PROMPT: Produce an exact transcription of the listing below, omitting the pictures.

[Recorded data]
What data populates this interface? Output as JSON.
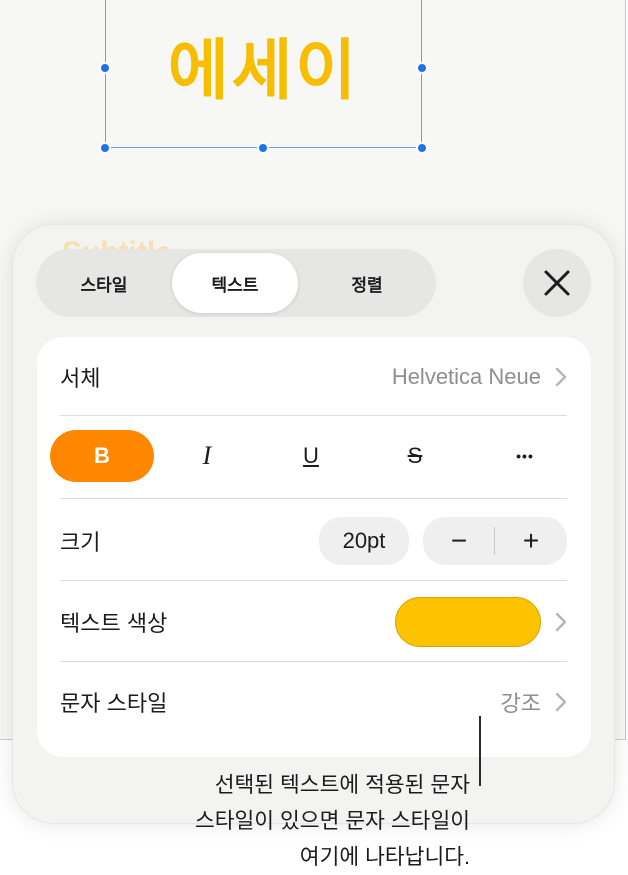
{
  "document": {
    "title_text": "에세이",
    "title_color": "#f7bd00",
    "ghost_text": "Subtitle"
  },
  "tabs": {
    "items": [
      {
        "label": "스타일",
        "active": false
      },
      {
        "label": "텍스트",
        "active": true
      },
      {
        "label": "정렬",
        "active": false
      }
    ]
  },
  "close_button": {
    "icon": "close-icon"
  },
  "font_row": {
    "label": "서체",
    "value": "Helvetica Neue"
  },
  "format_buttons": {
    "bold": "B",
    "italic": "I",
    "underline": "U",
    "strikethrough": "S",
    "more": "•••"
  },
  "size_row": {
    "label": "크기",
    "value": "20pt",
    "decrement": "−",
    "increment": "+"
  },
  "color_row": {
    "label": "텍스트 색상",
    "color": "#fdc200"
  },
  "char_style_row": {
    "label": "문자 스타일",
    "value": "강조"
  },
  "callout": {
    "lines": [
      "선택된 텍스트에 적용된 문자",
      "스타일이 있으면 문자 스타일이",
      "여기에 나타납니다."
    ]
  },
  "colors": {
    "accent": "#ff8700",
    "selection": "#1a73e8"
  }
}
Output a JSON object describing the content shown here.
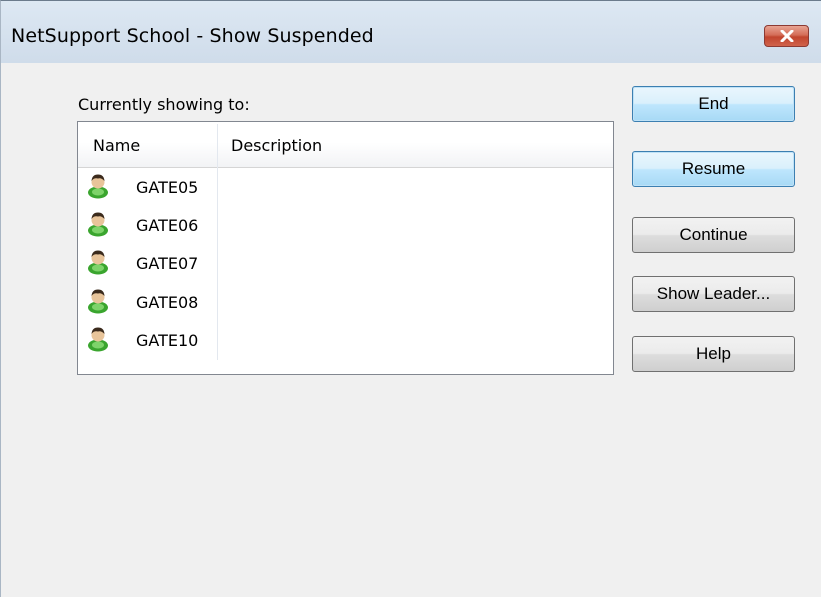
{
  "window": {
    "title": "NetSupport School - Show Suspended",
    "close_glyph": "close-icon"
  },
  "list": {
    "label": "Currently showing to:",
    "columns": [
      "Name",
      "Description"
    ],
    "rows": [
      {
        "name": "GATE05",
        "description": "",
        "icon": "student-icon"
      },
      {
        "name": "GATE06",
        "description": "",
        "icon": "student-icon"
      },
      {
        "name": "GATE07",
        "description": "",
        "icon": "student-icon"
      },
      {
        "name": "GATE08",
        "description": "",
        "icon": "student-icon"
      },
      {
        "name": "GATE10",
        "description": "",
        "icon": "student-icon"
      }
    ]
  },
  "buttons": {
    "end": "End",
    "resume": "Resume",
    "continue": "Continue",
    "show_leader": "Show Leader...",
    "help": "Help"
  },
  "colors": {
    "accent_blue": "#3c7fb1",
    "close_red": "#c1452e",
    "icon_green": "#3aa52e"
  }
}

SOLUTION FOR THIS PROBLEM:
What data populates this interface? Output as JSON.
{
  "document": {
    "title_text": "에세이",
    "title_color": "#f7bd00",
    "ghost_text": "Subtitle"
  },
  "tabs": {
    "items": [
      {
        "label": "스타일",
        "active": false
      },
      {
        "label": "텍스트",
        "active": true
      },
      {
        "label": "정렬",
        "active": false
      }
    ]
  },
  "close_button": {
    "icon": "close-icon"
  },
  "font_row": {
    "label": "서체",
    "value": "Helvetica Neue"
  },
  "format_buttons": {
    "bold": "B",
    "italic": "I",
    "underline": "U",
    "strikethrough": "S",
    "more": "•••"
  },
  "size_row": {
    "label": "크기",
    "value": "20pt",
    "decrement": "−",
    "increment": "+"
  },
  "color_row": {
    "label": "텍스트 색상",
    "color": "#fdc200"
  },
  "char_style_row": {
    "label": "문자 스타일",
    "value": "강조"
  },
  "callout": {
    "lines": [
      "선택된 텍스트에 적용된 문자",
      "스타일이 있으면 문자 스타일이",
      "여기에 나타납니다."
    ]
  },
  "colors": {
    "accent": "#ff8700",
    "selection": "#1a73e8"
  }
}
Output a JSON object describing the content shown here.
{
  "window": {
    "title": "NetSupport School - Show Suspended",
    "close_glyph": "close-icon"
  },
  "list": {
    "label": "Currently showing to:",
    "columns": [
      "Name",
      "Description"
    ],
    "rows": [
      {
        "name": "GATE05",
        "description": "",
        "icon": "student-icon"
      },
      {
        "name": "GATE06",
        "description": "",
        "icon": "student-icon"
      },
      {
        "name": "GATE07",
        "description": "",
        "icon": "student-icon"
      },
      {
        "name": "GATE08",
        "description": "",
        "icon": "student-icon"
      },
      {
        "name": "GATE10",
        "description": "",
        "icon": "student-icon"
      }
    ]
  },
  "buttons": {
    "end": "End",
    "resume": "Resume",
    "continue": "Continue",
    "show_leader": "Show Leader...",
    "help": "Help"
  },
  "colors": {
    "accent_blue": "#3c7fb1",
    "close_red": "#c1452e",
    "icon_green": "#3aa52e"
  }
}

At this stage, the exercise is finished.